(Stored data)
◆ ◆ ◆ ◆ ◆ ◆ ◆

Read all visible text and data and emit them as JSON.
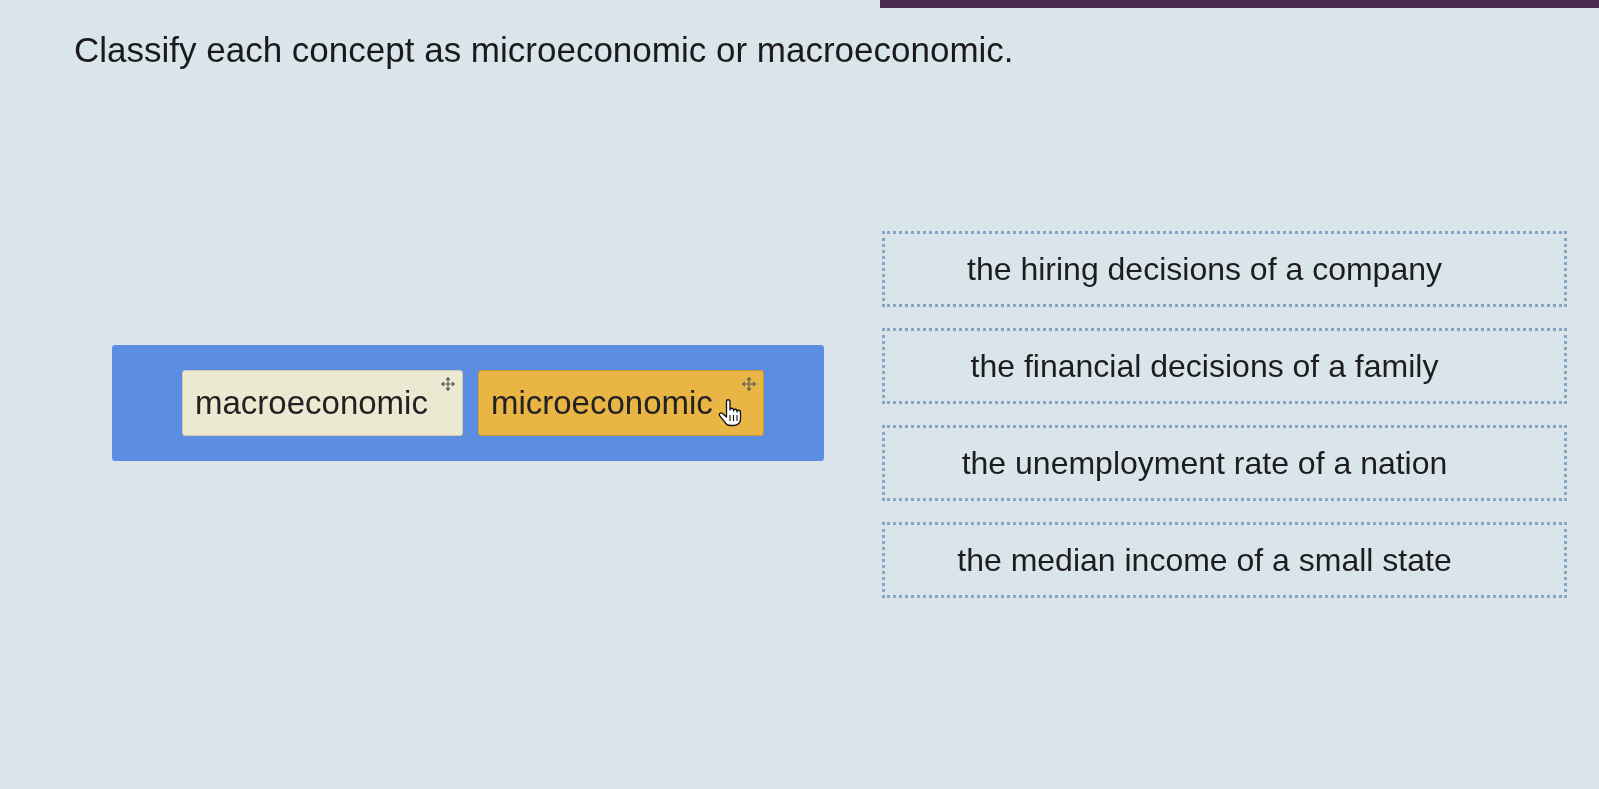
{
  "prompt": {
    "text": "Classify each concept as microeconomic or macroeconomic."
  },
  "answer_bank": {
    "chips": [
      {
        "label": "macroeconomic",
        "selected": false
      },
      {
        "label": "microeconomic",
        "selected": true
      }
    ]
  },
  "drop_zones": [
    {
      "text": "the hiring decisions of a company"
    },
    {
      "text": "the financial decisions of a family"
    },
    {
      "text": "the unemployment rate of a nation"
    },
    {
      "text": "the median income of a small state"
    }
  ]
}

◆ ◆ ◆ ◆ ◆ ◆ ◆

(WRITTEN PROBLEM) Exact duplication of all the records is required; pictures are omitted from the copy.

(RESULT)
Read all visible text and data and emit them as JSON.
{
  "prompt": {
    "text": "Classify each concept as microeconomic or macroeconomic."
  },
  "answer_bank": {
    "chips": [
      {
        "label": "macroeconomic",
        "selected": false
      },
      {
        "label": "microeconomic",
        "selected": true
      }
    ]
  },
  "drop_zones": [
    {
      "text": "the hiring decisions of a company"
    },
    {
      "text": "the financial decisions of a family"
    },
    {
      "text": "the unemployment rate of a nation"
    },
    {
      "text": "the median income of a small state"
    }
  ]
}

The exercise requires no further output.